:: To be done ::
Pull each line holding the word "quelques" from the data.

┌─ Material for the task

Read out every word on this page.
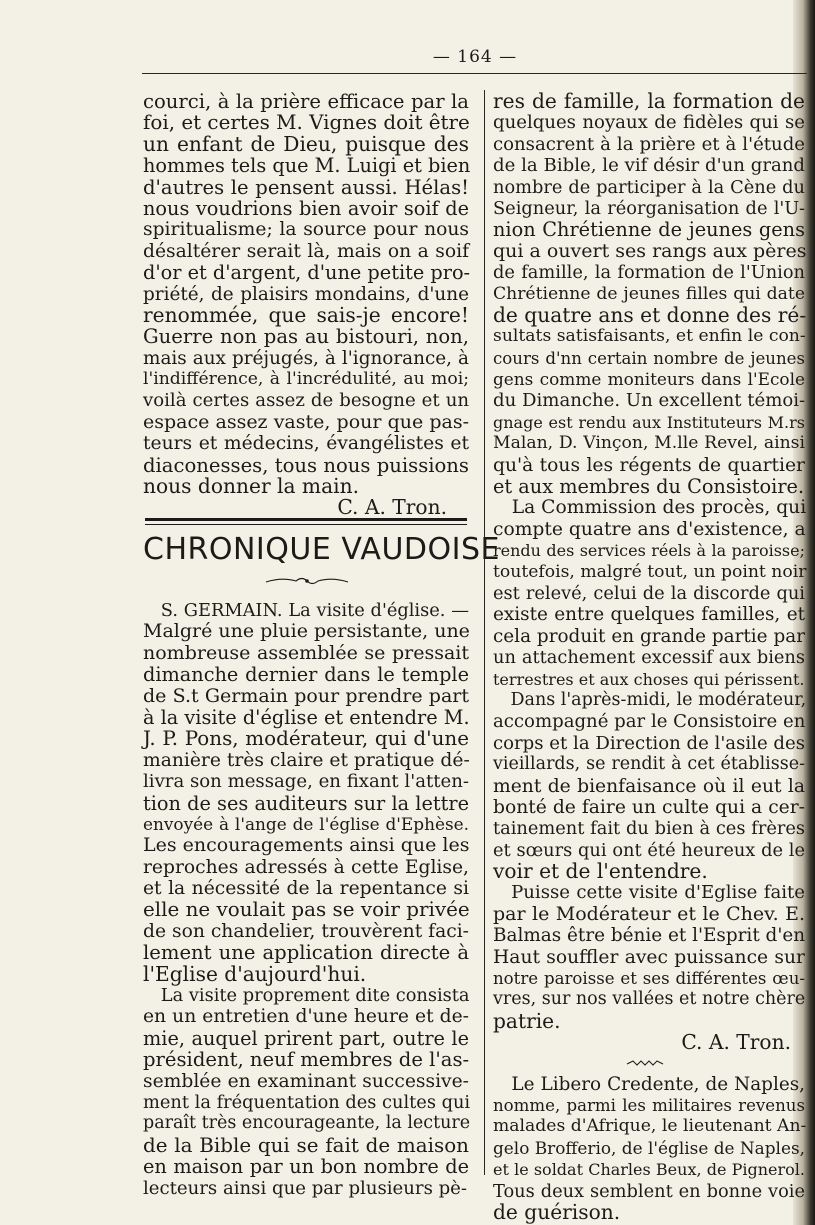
— 164 —
courci, à la prière efficace par la
foi, et certes M. Vignes doit être
un enfant de Dieu, puisque des
hommes tels que M. Luigi et bien
d'autres le pensent aussi. Hélas!
nous voudrions bien avoir soif de
spiritualisme; la source pour nous
désaltérer serait là, mais on a soif
d'or et d'argent, d'une petite pro-
priété, de plaisirs mondains, d'une
renommée, que sais-je encore!
Guerre non pas au bistouri, non,
mais aux préjugés, à l'ignorance, à
l'indifférence, à l'incrédulité, au moi;
voilà certes assez de besogne et un
espace assez vaste, pour que pas-
teurs et médecins, évangélistes et
diaconesses, tous nous puissions
nous donner la main.
C. A. Tron.
CHRONIQUE VAUDOISE
S. GERMAIN. La visite d'église. —
Malgré une pluie persistante, une
nombreuse assemblée se pressait
dimanche dernier dans le temple
de S.t Germain pour prendre part
à la visite d'église et entendre M.
J. P. Pons, modérateur, qui d'une
manière très claire et pratique dé-
livra son message, en fixant l'atten-
tion de ses auditeurs sur la lettre
envoyée à l'ange de l'église d'Ephèse.
Les encouragements ainsi que les
reproches adressés à cette Eglise,
et la nécessité de la repentance si
elle ne voulait pas se voir privée
de son chandelier, trouvèrent faci-
lement une application directe à
l'Eglise d'aujourd'hui.
La visite proprement dite consista
en un entretien d'une heure et de-
mie, auquel prirent part, outre le
président, neuf membres de l'as-
semblée en examinant successive-
ment la fréquentation des cultes qui
paraît très encourageante, la lecture
de la Bible qui se fait de maison
en maison par un bon nombre de
lecteurs ainsi que par plusieurs pè-
res de famille, la formation de
quelques noyaux de fidèles qui se
consacrent à la prière et à l'étude
de la Bible, le vif désir d'un grand
nombre de participer à la Cène du
Seigneur, la réorganisation de l'U-
nion Chrétienne de jeunes gens
qui a ouvert ses rangs aux pères
de famille, la formation de l'Union
Chrétienne de jeunes filles qui date
de quatre ans et donne des ré-
sultats satisfaisants, et enfin le con-
cours d'nn certain nombre de jeunes
gens comme moniteurs dans l'Ecole
du Dimanche. Un excellent témoi-
gnage est rendu aux Instituteurs M.rs
Malan, D. Vinçon, M.lle Revel, ainsi
qu'à tous les régents de quartier
et aux membres du Consistoire.
La Commission des procès, qui
compte quatre ans d'existence, a
rendu des services réels à la paroisse;
toutefois, malgré tout, un point noir
est relevé, celui de la discorde qui
existe entre quelques familles, et
cela produit en grande partie par
un attachement excessif aux biens
terrestres et aux choses qui périssent.
Dans l'après-midi, le modérateur,
accompagné par le Consistoire en
corps et la Direction de l'asile des
vieillards, se rendit à cet établisse-
ment de bienfaisance où il eut la
bonté de faire un culte qui a cer-
tainement fait du bien à ces frères
et sœurs qui ont été heureux de le
voir et de l'entendre.
Puisse cette visite d'Eglise faite
par le Modérateur et le Chev. E.
Balmas être bénie et l'Esprit d'en
Haut souffler avec puissance sur
notre paroisse et ses différentes œu-
vres, sur nos vallées et notre chère
patrie.
C. A. Tron.
Le Libero Credente, de Naples,
nomme, parmi les militaires revenus
malades d'Afrique, le lieutenant An-
gelo Brofferio, de l'église de Naples,
et le soldat Charles Beux, de Pignerol.
Tous deux semblent en bonne voie
de guérison.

└─

:: Answer ::
quelques noyaux de fidèles qui se
existe entre quelques familles, et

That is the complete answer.